**OBJECTIVE**. Copy nothing but the text: repeat each entry exactly and drop the images.

## Begin STORED DATA

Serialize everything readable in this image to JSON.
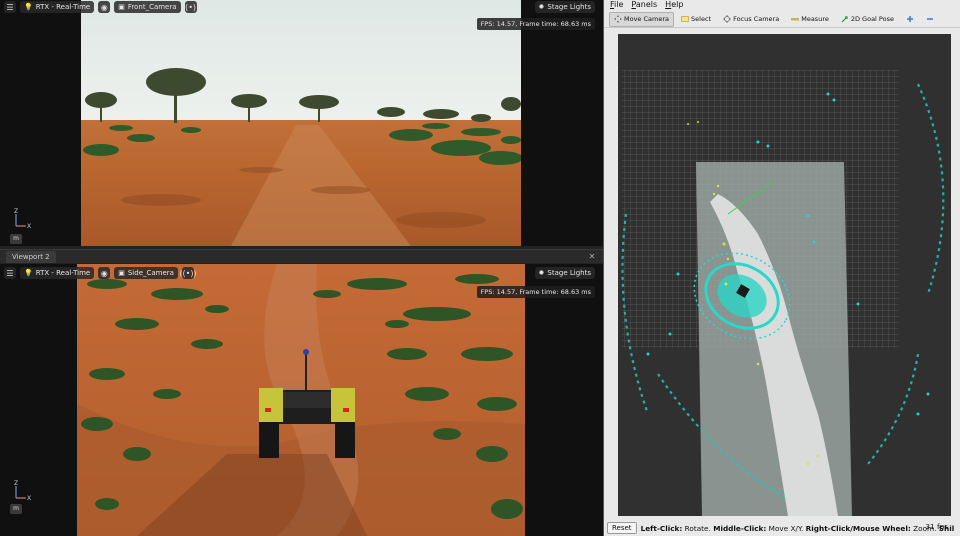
{
  "isaac": {
    "viewport1": {
      "renderer": "RTX - Real-Time",
      "camera": "Front_Camera",
      "stage_lights": "Stage Lights",
      "fps_text": "FPS: 14.57, Frame time: 68.63 ms",
      "unit": "m",
      "axis_z": "Z",
      "axis_x": "X"
    },
    "viewport2": {
      "tab_label": "Viewport 2",
      "renderer": "RTX - Real-Time",
      "camera": "Side_Camera",
      "stage_lights": "Stage Lights",
      "fps_text": "FPS: 14.57, Frame time: 68.63 ms",
      "unit": "m",
      "axis_z": "Z",
      "axis_x": "X"
    }
  },
  "rviz": {
    "menu": [
      "File",
      "Panels",
      "Help"
    ],
    "tools": {
      "move_camera": "Move Camera",
      "select": "Select",
      "focus_camera": "Focus Camera",
      "measure": "Measure",
      "goal_pose": "2D Goal Pose"
    },
    "status": {
      "reset": "Reset",
      "left_click_label": "Left-Click:",
      "left_click_text": "Rotate.",
      "middle_click_label": "Middle-Click:",
      "middle_click_text": "Move X/Y.",
      "right_click_label": "Right-Click/Mouse Wheel:",
      "right_click_text": "Zoom.",
      "shift_label": "Shil",
      "fps": "31 fps"
    }
  },
  "colors": {
    "cloud_cyan": "#1fd0c0",
    "cloud_yellow": "#d8e63a",
    "grid": "#8a8a8a",
    "dirt": "#b5622e",
    "sky": "#e4ebe9"
  }
}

## End STORED DATA

**TASK OUTPUT**.
Serialize everything readable in this image to JSON.
{
  "isaac": {
    "viewport1": {
      "renderer": "RTX - Real-Time",
      "camera": "Front_Camera",
      "stage_lights": "Stage Lights",
      "fps_text": "FPS: 14.57, Frame time: 68.63 ms",
      "unit": "m",
      "axis_z": "Z",
      "axis_x": "X"
    },
    "viewport2": {
      "tab_label": "Viewport 2",
      "renderer": "RTX - Real-Time",
      "camera": "Side_Camera",
      "stage_lights": "Stage Lights",
      "fps_text": "FPS: 14.57, Frame time: 68.63 ms",
      "unit": "m",
      "axis_z": "Z",
      "axis_x": "X"
    }
  },
  "rviz": {
    "menu": [
      "File",
      "Panels",
      "Help"
    ],
    "tools": {
      "move_camera": "Move Camera",
      "select": "Select",
      "focus_camera": "Focus Camera",
      "measure": "Measure",
      "goal_pose": "2D Goal Pose"
    },
    "status": {
      "reset": "Reset",
      "left_click_label": "Left-Click:",
      "left_click_text": "Rotate.",
      "middle_click_label": "Middle-Click:",
      "middle_click_text": "Move X/Y.",
      "right_click_label": "Right-Click/Mouse Wheel:",
      "right_click_text": "Zoom.",
      "shift_label": "Shil",
      "fps": "31 fps"
    }
  },
  "colors": {
    "cloud_cyan": "#1fd0c0",
    "cloud_yellow": "#d8e63a",
    "grid": "#8a8a8a",
    "dirt": "#b5622e",
    "sky": "#e4ebe9"
  }
}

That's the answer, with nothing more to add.